Objective 1 » Swap "income threshold" for "earnings threshold" in the superannuation article and write out the stretch from "Reduction of concessional" through "to this measure." with that change.

Reading text »
☆ ☆ ☆

Since they were announced as part of the 2016/17 Federal Budget, the changes to superannuation legislation have caused much confusion and concern. The following simple explanations will help you find out which changes apply to you and how you may be affected.
$1.6 million transfer balance cap – 1 July 2017
Individuals, both current retirees and those yet to enter retirement, will only be able to transfer $1.6 million (total across all accounts) to retirement phase accounts, which are tax free. For those who currently have more than $1.6 million in a pension account, the excess will need to be withdrawn and invested by other means, or reverted back to the accumulation phase, where it will be subject to 15 per cent earnings tax. Earnings after 1 July 2017 will not require to be withdrawn and the cap will be indexed in line with CPI, in increments of $100,000.
End of tax exemption for transition to retirement (TTR) pensions – 1 July 2017
For those with a TTR pension, the removal of the tax exemption on these pensions means that 15 per cent tax will be paid on the earnings, similar to the way in which superannuation during the accumulation phase is taxed.
Reduction of concessional contributions caps – 1 July 2017
One annual cap of $25,000 will be applied to concessional (before tax) contributions, effectively reducing the current cap from $30,000 for those under 50 years of age and $35,000 for those over 50.
Increased contributions tax for high-income earners – 1 July 2017
The income threshold over which higher contributions tax is paid will be lowered from $300,000 to $250,000. For those earning over $250,000, all concession contributions will be taxed at 30 per cent, rather than 15 per cent. Funds that were previously exempt will also be subject to this measure.
Reduction of non-concessional contributions cap – 1 July 2017
The current annual cap of $180,000 for non-concessional (after tax) contributions will be reduced to $100,000. This also has an effect on the ‘bring forward’ rule, under which you can contribute three years’ worth of contributions in any financial year, providing you are under 65 and do not?make any further non-concessional contributions over the three-year period. An additional rule has been applied whereby you can only make non-concessional contributions if your superannuation balances total less than $1.6 million.
Refund of contributions tax paid for low-income earners – 1 July 2017
Previously known as the Low Income Super Contribution (LISO), this was slated to cease on 1 July 2017. The concept will continue in the form of a refund of contributions tax paid for low-income earners and will be known as the Low Income Superannuation Tax Offset (LISTO). Low-income earners with an adjustable taxable income of $37,000 or less will receive a refund of up to $500 into their superannuation account.

☆ ☆ ☆

[Source data]
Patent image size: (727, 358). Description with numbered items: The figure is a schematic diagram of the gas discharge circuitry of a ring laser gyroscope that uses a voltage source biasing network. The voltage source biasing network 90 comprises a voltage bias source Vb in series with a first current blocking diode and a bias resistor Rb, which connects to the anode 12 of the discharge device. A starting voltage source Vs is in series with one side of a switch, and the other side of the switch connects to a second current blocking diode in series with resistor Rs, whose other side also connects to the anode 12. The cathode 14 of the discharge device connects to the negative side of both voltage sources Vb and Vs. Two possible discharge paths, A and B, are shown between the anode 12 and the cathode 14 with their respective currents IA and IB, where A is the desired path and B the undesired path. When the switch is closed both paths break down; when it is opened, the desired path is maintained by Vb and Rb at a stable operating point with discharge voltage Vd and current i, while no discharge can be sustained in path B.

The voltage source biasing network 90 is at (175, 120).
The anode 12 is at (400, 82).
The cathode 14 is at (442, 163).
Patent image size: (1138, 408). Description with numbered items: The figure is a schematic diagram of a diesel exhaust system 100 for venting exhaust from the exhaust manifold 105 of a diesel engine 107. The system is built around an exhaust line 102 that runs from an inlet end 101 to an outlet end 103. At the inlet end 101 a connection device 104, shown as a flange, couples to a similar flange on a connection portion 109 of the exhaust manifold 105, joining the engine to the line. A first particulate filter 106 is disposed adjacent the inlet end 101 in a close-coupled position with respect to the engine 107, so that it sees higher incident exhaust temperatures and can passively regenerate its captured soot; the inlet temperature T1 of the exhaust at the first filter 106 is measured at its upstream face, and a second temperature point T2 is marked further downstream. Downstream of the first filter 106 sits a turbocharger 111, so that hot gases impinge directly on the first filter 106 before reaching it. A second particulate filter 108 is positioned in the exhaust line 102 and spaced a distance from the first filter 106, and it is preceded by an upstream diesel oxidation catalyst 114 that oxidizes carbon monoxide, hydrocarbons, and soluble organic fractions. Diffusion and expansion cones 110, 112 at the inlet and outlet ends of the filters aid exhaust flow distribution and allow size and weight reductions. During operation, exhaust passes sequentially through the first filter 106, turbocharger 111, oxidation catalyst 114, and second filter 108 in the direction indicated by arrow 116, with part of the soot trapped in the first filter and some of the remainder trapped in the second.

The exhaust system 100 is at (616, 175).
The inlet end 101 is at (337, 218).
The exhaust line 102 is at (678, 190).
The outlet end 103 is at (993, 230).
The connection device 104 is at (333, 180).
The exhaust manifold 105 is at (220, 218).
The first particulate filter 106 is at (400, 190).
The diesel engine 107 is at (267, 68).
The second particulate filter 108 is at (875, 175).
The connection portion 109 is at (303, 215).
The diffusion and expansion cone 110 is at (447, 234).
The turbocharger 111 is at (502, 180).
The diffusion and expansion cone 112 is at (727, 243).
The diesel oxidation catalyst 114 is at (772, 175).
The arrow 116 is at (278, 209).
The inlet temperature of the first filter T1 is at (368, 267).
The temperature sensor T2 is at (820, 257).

☆ ☆ ☆

Objective 2 » Reproduce the source data rows unchanged, from the first row through the line containing "The cathode 14 is at (442, 163).".

Exercise solution 1 »
Reduction of concessional contributions caps – 1 July 2017
One annual cap of $25,000 will be applied to concessional (before tax) contributions, effectively reducing the current cap from $30,000 for those under 50 years of age and $35,000 for those over 50.
Increased contributions tax for high-income earners – 1 July 2017
The earnings threshold over which higher contributions tax is paid will be lowered from $300,000 to $250,000. For those earning over $250,000, all concession contributions will be taxed at 30 per cent, rather than 15 per cent. Funds that were previously exempt will also be subject to this measure.

Exercise solution 2 »
Patent image size: (727, 358). Description with numbered items: The figure is a schematic diagram of the gas discharge circuitry of a ring laser gyroscope that uses a voltage source biasing network. The voltage source biasing network 90 comprises a voltage bias source Vb in series with a first current blocking diode and a bias resistor Rb, which connects to the anode 12 of the discharge device. A starting voltage source Vs is in series with one side of a switch, and the other side of the switch connects to a second current blocking diode in series with resistor Rs, whose other side also connects to the anode 12. The cathode 14 of the discharge device connects to the negative side of both voltage sources Vb and Vs. Two possible discharge paths, A and B, are shown between the anode 12 and the cathode 14 with their respective currents IA and IB, where A is the desired path and B the undesired path. When the switch is closed both paths break down; when it is opened, the desired path is maintained by Vb and Rb at a stable operating point with discharge voltage Vd and current i, while no discharge can be sustained in path B.

The voltage source biasing network 90 is at (175, 120).
The anode 12 is at (400, 82).
The cathode 14 is at (442, 163).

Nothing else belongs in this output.